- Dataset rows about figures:
════════════════════

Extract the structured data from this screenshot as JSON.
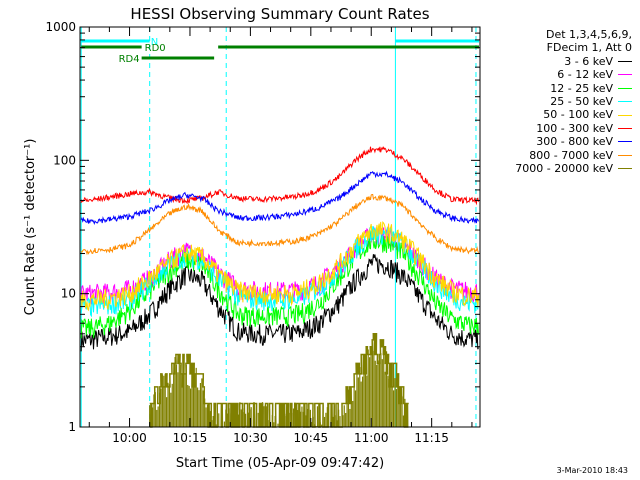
{
  "chart_data": {
    "type": "line",
    "title": "HESSI Observing Summary Count Rates",
    "xlabel": "Start Time (05-Apr-09 09:47:42)",
    "ylabel": "Count Rate (s⁻¹ detector⁻¹)",
    "yscale": "log",
    "ylim": [
      1,
      1000
    ],
    "xlim": [
      "09:47:42",
      "11:27:00"
    ],
    "yticks": [
      1,
      10,
      100,
      1000
    ],
    "ytick_labels": [
      "1",
      "10",
      "100",
      "1000"
    ],
    "xticks": [
      "10:00",
      "10:15",
      "10:30",
      "10:45",
      "11:00",
      "11:15"
    ],
    "legend_header": [
      "Det 1,3,4,5,6,9,",
      "FDecim 1, Att 0"
    ],
    "legend_position": "right",
    "series": [
      {
        "name": "3 - 6 keV",
        "color": "#000000",
        "x": [
          "09:50",
          "09:55",
          "10:00",
          "10:05",
          "10:10",
          "10:14",
          "10:18",
          "10:22",
          "10:27",
          "10:32",
          "10:37",
          "10:42",
          "10:47",
          "10:52",
          "10:56",
          "11:00",
          "11:04",
          "11:08",
          "11:12",
          "11:16",
          "11:20",
          "11:24"
        ],
        "values": [
          4.5,
          4.8,
          5.2,
          7.0,
          11.0,
          14.0,
          12.5,
          8.0,
          5.2,
          5.0,
          5.0,
          5.1,
          6.0,
          8.5,
          12.5,
          17.0,
          16.5,
          13.5,
          9.5,
          6.5,
          5.0,
          4.6
        ]
      },
      {
        "name": "6 - 12 keV",
        "color": "#ff00ff",
        "x": [
          "09:50",
          "09:55",
          "10:00",
          "10:05",
          "10:10",
          "10:14",
          "10:18",
          "10:22",
          "10:27",
          "10:32",
          "10:37",
          "10:42",
          "10:47",
          "10:52",
          "10:56",
          "11:00",
          "11:04",
          "11:08",
          "11:12",
          "11:16",
          "11:20",
          "11:24"
        ],
        "values": [
          10.0,
          10.2,
          10.8,
          13.0,
          18.0,
          21.0,
          19.5,
          14.5,
          11.0,
          10.5,
          10.5,
          10.6,
          12.0,
          16.0,
          22.0,
          28.0,
          27.5,
          23.5,
          17.5,
          13.0,
          11.0,
          10.5
        ]
      },
      {
        "name": "12 - 25 keV",
        "color": "#00ff00",
        "x": [
          "09:50",
          "09:55",
          "10:00",
          "10:05",
          "10:10",
          "10:14",
          "10:18",
          "10:22",
          "10:27",
          "10:32",
          "10:37",
          "10:42",
          "10:47",
          "10:52",
          "10:56",
          "11:00",
          "11:04",
          "11:08",
          "11:12",
          "11:16",
          "11:20",
          "11:24"
        ],
        "values": [
          5.5,
          6.0,
          7.5,
          10.5,
          15.0,
          18.0,
          16.5,
          11.0,
          7.0,
          6.8,
          6.8,
          7.0,
          8.5,
          13.0,
          19.0,
          25.0,
          24.5,
          20.0,
          13.5,
          8.5,
          6.5,
          5.8
        ]
      },
      {
        "name": "25 - 50 keV",
        "color": "#00ffff",
        "x": [
          "09:50",
          "09:55",
          "10:00",
          "10:05",
          "10:10",
          "10:14",
          "10:18",
          "10:22",
          "10:27",
          "10:32",
          "10:37",
          "10:42",
          "10:47",
          "10:52",
          "10:56",
          "11:00",
          "11:04",
          "11:08",
          "11:12",
          "11:16",
          "11:20",
          "11:24"
        ],
        "values": [
          8.0,
          8.3,
          9.0,
          12.0,
          16.5,
          19.5,
          18.0,
          13.0,
          9.5,
          9.0,
          9.0,
          9.2,
          11.0,
          15.0,
          21.5,
          28.5,
          28.0,
          23.5,
          17.0,
          12.0,
          9.5,
          8.6
        ]
      },
      {
        "name": "50 - 100 keV",
        "color": "#ffd700",
        "x": [
          "09:50",
          "09:55",
          "10:00",
          "10:05",
          "10:10",
          "10:14",
          "10:18",
          "10:22",
          "10:27",
          "10:32",
          "10:37",
          "10:42",
          "10:47",
          "10:52",
          "10:56",
          "11:00",
          "11:04",
          "11:08",
          "11:12",
          "11:16",
          "11:20",
          "11:24"
        ],
        "values": [
          9.0,
          9.3,
          10.0,
          13.0,
          17.5,
          20.5,
          19.0,
          14.0,
          10.5,
          10.0,
          10.0,
          10.2,
          12.0,
          16.5,
          23.0,
          30.0,
          29.5,
          25.0,
          18.5,
          13.0,
          10.5,
          9.6
        ]
      },
      {
        "name": "100 - 300 keV",
        "color": "#ff0000",
        "x": [
          "09:50",
          "09:55",
          "10:00",
          "10:05",
          "10:10",
          "10:14",
          "10:18",
          "10:22",
          "10:27",
          "10:32",
          "10:37",
          "10:42",
          "10:47",
          "10:52",
          "10:56",
          "11:00",
          "11:04",
          "11:08",
          "11:12",
          "11:16",
          "11:20",
          "11:24"
        ],
        "values": [
          50,
          53,
          56,
          58,
          52,
          50,
          52,
          58,
          52,
          51,
          52,
          54,
          60,
          75,
          100,
          122,
          120,
          102,
          78,
          60,
          51,
          50
        ]
      },
      {
        "name": "300 - 800 keV",
        "color": "#0000ff",
        "x": [
          "09:50",
          "09:55",
          "10:00",
          "10:05",
          "10:10",
          "10:14",
          "10:18",
          "10:22",
          "10:27",
          "10:32",
          "10:37",
          "10:42",
          "10:47",
          "10:52",
          "10:56",
          "11:00",
          "11:04",
          "11:08",
          "11:12",
          "11:16",
          "11:20",
          "11:24"
        ],
        "values": [
          35,
          36,
          38,
          42,
          50,
          55,
          52,
          42,
          37,
          37,
          38,
          40,
          44,
          52,
          65,
          80,
          78,
          68,
          52,
          42,
          37,
          35
        ]
      },
      {
        "name": "800 - 7000 keV",
        "color": "#ff8c00",
        "x": [
          "09:50",
          "09:55",
          "10:00",
          "10:05",
          "10:10",
          "10:14",
          "10:18",
          "10:22",
          "10:27",
          "10:32",
          "10:37",
          "10:42",
          "10:47",
          "10:52",
          "10:56",
          "11:00",
          "11:04",
          "11:08",
          "11:12",
          "11:16",
          "11:20",
          "11:24"
        ],
        "values": [
          21,
          21.5,
          23,
          30,
          40,
          45,
          42,
          30,
          24,
          24,
          24,
          25,
          28,
          35,
          45,
          53,
          52,
          45,
          34,
          26,
          22,
          21
        ]
      },
      {
        "name": "7000 - 20000 keV",
        "color": "#808000",
        "x": [
          "10:05",
          "10:07",
          "10:10",
          "10:12",
          "10:14",
          "10:16",
          "10:18",
          "10:20",
          "10:53",
          "10:55",
          "10:57",
          "10:59",
          "11:01",
          "11:03",
          "11:05",
          "11:07",
          "11:09"
        ],
        "values": [
          1.3,
          2.0,
          2.5,
          3.0,
          2.8,
          2.5,
          2.0,
          1.3,
          1.3,
          2.0,
          2.8,
          3.5,
          4.0,
          3.5,
          2.8,
          2.0,
          1.3
        ]
      }
    ],
    "flag_lines": [
      {
        "label": "N",
        "color": "#00ffff",
        "row": 1,
        "segments": [
          [
            "09:48",
            "10:05"
          ],
          [
            "11:06",
            "11:27"
          ]
        ]
      },
      {
        "label": "RD0",
        "color": "#008000",
        "row": 2,
        "segments": [
          [
            "09:48",
            "10:03"
          ],
          [
            "10:22",
            "11:27"
          ]
        ]
      },
      {
        "label": "RD4",
        "color": "#008000",
        "row": 3,
        "segments": [
          [
            "10:03",
            "10:21"
          ]
        ]
      }
    ],
    "vertical_markers": [
      {
        "time": "09:48",
        "style": "solid",
        "color": "#00ffff"
      },
      {
        "time": "10:05",
        "style": "dashed",
        "color": "#00ffff"
      },
      {
        "time": "10:24",
        "style": "dashed",
        "color": "#00ffff"
      },
      {
        "time": "11:06",
        "style": "solid",
        "color": "#00ffff"
      },
      {
        "time": "11:26",
        "style": "dashed",
        "color": "#00ffff"
      }
    ],
    "grid": false
  },
  "footer": {
    "timestamp": "3-Mar-2010 18:43"
  }
}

════════════════════

- Problem statement: Using the entries above, return each line that includes the word "name".

- Reply:
        "name": "3 - 6 keV",
        "name": "6 - 12 keV",
        "name": "12 - 25 keV",
        "name": "25 - 50 keV",
        "name": "50 - 100 keV",
        "name": "100 - 300 keV",
        "name": "300 - 800 keV",
        "name": "800 - 7000 keV",
        "name": "7000 - 20000 keV",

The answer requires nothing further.